__Instructions for the task__.
Identify the lines that contain the word "electronic" and copy each one.

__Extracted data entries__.
_ _ _ _ _ _ _

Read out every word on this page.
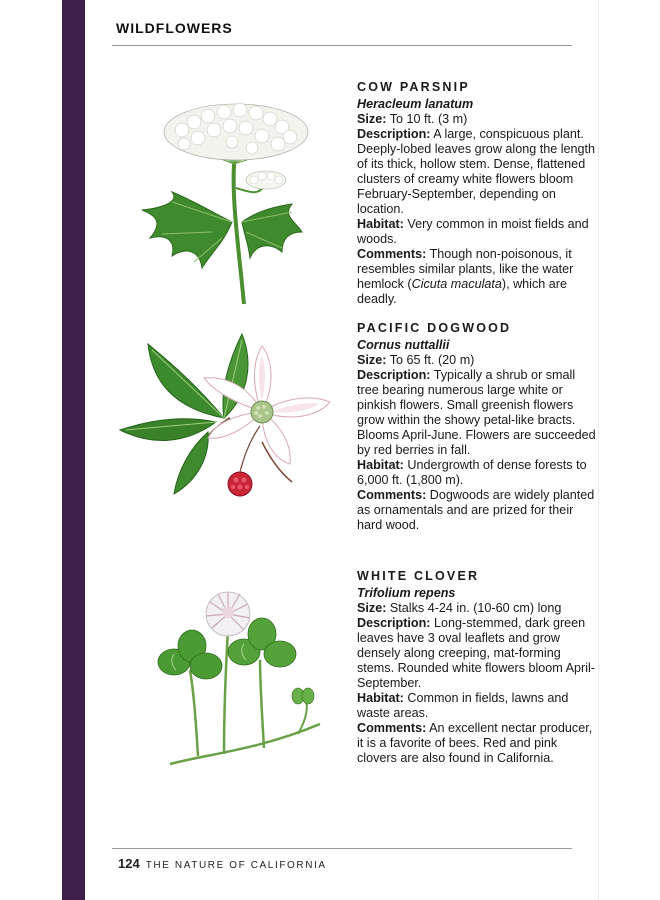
WILDFLOWERS
COW PARSNIP

Heracleum lanatum

Size: To 10 ft. (3 m)

Description: A large, conspicuous plant. Deeply-lobed leaves grow along the length of its thick, hollow stem. Dense, flattened clusters of creamy white flowers bloom February-September, depending on location.

Habitat: Very common in moist fields and woods.

Comments: Though non-poisonous, it resembles similar plants, like the water hemlock (Cicuta maculata), which are deadly.

PACIFIC DOGWOOD

Cornus nuttallii

Size: To 65 ft. (20 m)

Description: Typically a shrub or small tree bearing numerous large white or pinkish flowers. Small greenish flowers grow within the showy petal-like bracts.

Blooms April-June. Flowers are succeeded by red berries in fall.

Habitat: Undergrowth of dense forests to 6,000 ft. (1,800 m).

Comments: Dogwoods are widely planted as ornamentals and are prized for their hard wood.

WHITE CLOVER

Trifolium repens

Size: Stalks 4-24 in. (10-60 cm) long

Description: Long-stemmed, dark green leaves have 3 oval leaflets and grow densely along creeping, mat-forming stems. Rounded white flowers bloom April-September.

Habitat: Common in fields, lawns and waste areas.

Comments: An excellent nectar producer, it is a favorite of bees. Red and pink clovers are also found in California.

124 THE NATURE OF CALIFORNIA
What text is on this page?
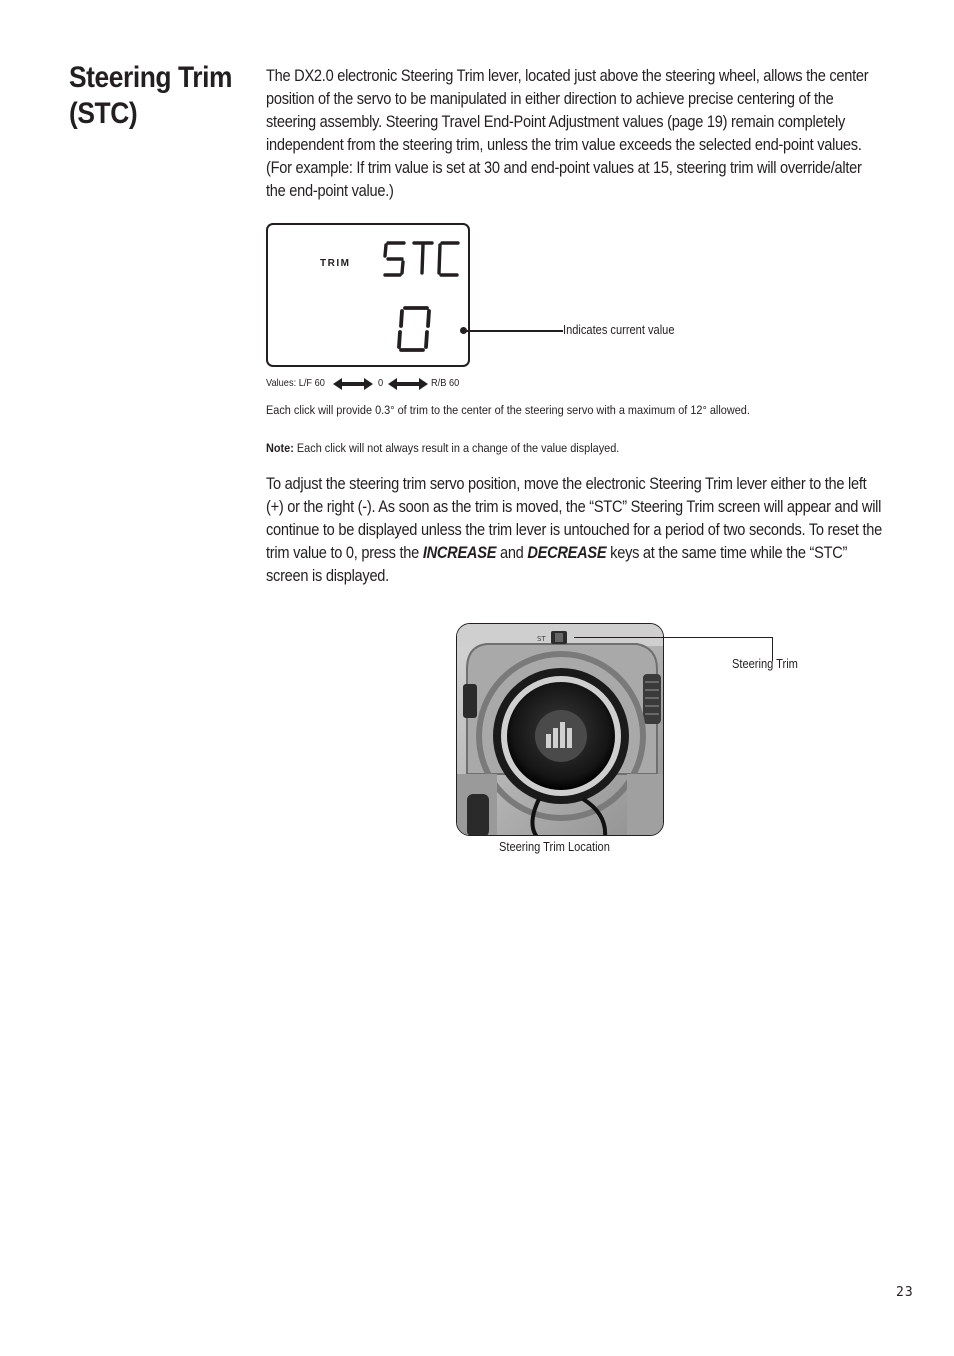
Steering Trim
(STC)

The DX2.0 electronic Steering Trim lever, located just above the steering wheel, allows the center position of the servo to be manipulated in either direction to achieve precise centering of the steering assembly. Steering Travel End-Point Adjustment values (page 19) remain completely independent from the steering trim, unless the trim value exceeds the selected end-point values. (For example: If trim value is set at 30 and end-point values at 15, steering trim will override/alter the end-point value.)

TRIM
Indicates current value
Values: L/F 60	0	R/B 60

Each click will provide 0.3° of trim to the center of the steering servo with a maximum of 12° allowed.

Note: Each click will not always result in a change of the value displayed.

To adjust the steering trim servo position, move the electronic Steering Trim lever either to the left (+) or the right (-). As soon as the trim is moved, the “STC” Steering Trim screen will appear and will continue to be displayed unless the trim lever is untouched for a period of two seconds. To reset the trim value to 0, press the INCREASE and DECREASE keys at the same time while the “STC” screen is displayed.

ST
Steering Trim
Steering Trim Location
23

_ _ _ _ _ _ _

__Task answer__.
The DX2.0 electronic Steering Trim lever, located just above the steering wheel, allows the center position of the servo to be manipulated in either direction to achieve precise centering of the steering assembly. Steering Travel End-Point Adjustment values (page 19) remain completely independent from the steering trim, unless the trim value exceeds the selected end-point values. (For example: If trim value is set at 30 and end-point values at 15, steering trim will override/alter the end-point value.)
To adjust the steering trim servo position, move the electronic Steering Trim lever either to the left (+) or the right (-). As soon as the trim is moved, the “STC” Steering Trim screen will appear and will continue to be displayed unless the trim lever is untouched for a period of two seconds. To reset the trim value to 0, press the INCREASE and DECREASE keys at the same time while the “STC” screen is displayed.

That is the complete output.